Now, although our user’s may expect this, we probably don’t want our code to be producing different results for the same inputs depending on the default timezone of the JVM running our app. For this reason, I would recommend parameterizing the timezone context that your application will use to display these types of results. A better way to display the day of the week that an event happened is to do one more round of conversion using from_utc_timestamp and the parameterized value of your desired timezone context, like this:

val timezone = "America/Los_Angeles"

import org.apache.spark.sql.types._
  val df = List(("1970-01-01T00:00:00+00")).toDF("timestr").
        withColumn("utcAssumeStringUTC", from_utc_timestamp('timestr,  "GMT")).
        withColumn("x", from_utc_timestamp('utcAssumeStringUTC,  timezone )).
        withColumn("weekday", date_format($"x", "EEEE") )

df.show()

No matter what time zone is in effect for your JVM, the output will be the same (as show below). Of course in a real app you would not hard code this value, but instead read it from some type of config file, with a fall back to the default timezone setting of your JVM.

+--------------------+-------------------+-------------------+---------+
|             timestr| utcAssumeStringUTC|                  x|  weekday|
+--------------------+-------------------+-------------------+---------+
|1970-01-01T00:00:...|1970-01-01 00:00:00|1969-12-31 16:00:00|Wednesday|
+--------------------+-------------------+-------------------+---------+

What you need to do: Decide whether each statement agrees with the Spark timezone excerpt, answering yes or no and quoting the words from it that settle the matter. 1. The example sets the timezone to "America/Los_Angeles". 2. In a real app, the author would hard code the timezone value. 3. The output changes depending on the time zone in effect for the JVM. The material that follows has no connection to the Spark timezone excerpt.

Available data:

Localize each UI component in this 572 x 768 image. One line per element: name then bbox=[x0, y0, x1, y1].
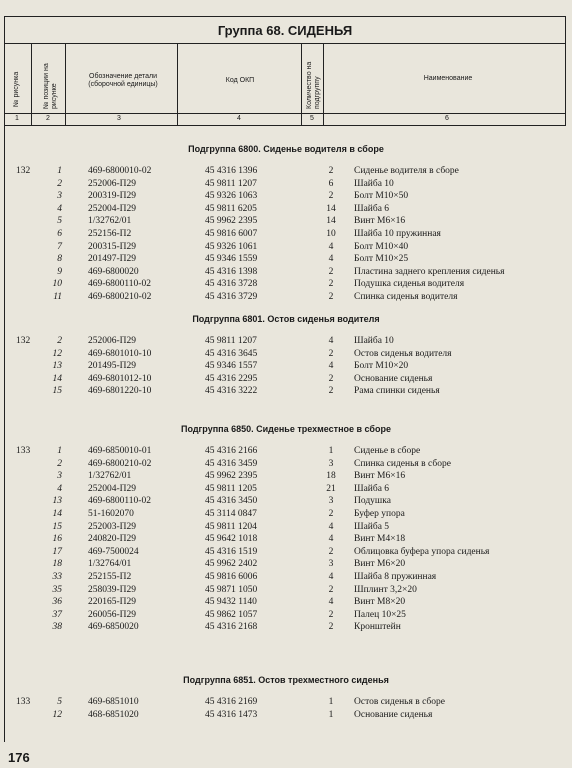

Solution for this task:
1. Yes: "val timezone = "America/Los_Angeles""
2. No: "Of course in a real app you would not hard code this value, but instead read it from some type of config file"
3. No: "No matter what time zone is in effect for your JVM, the output will be the same"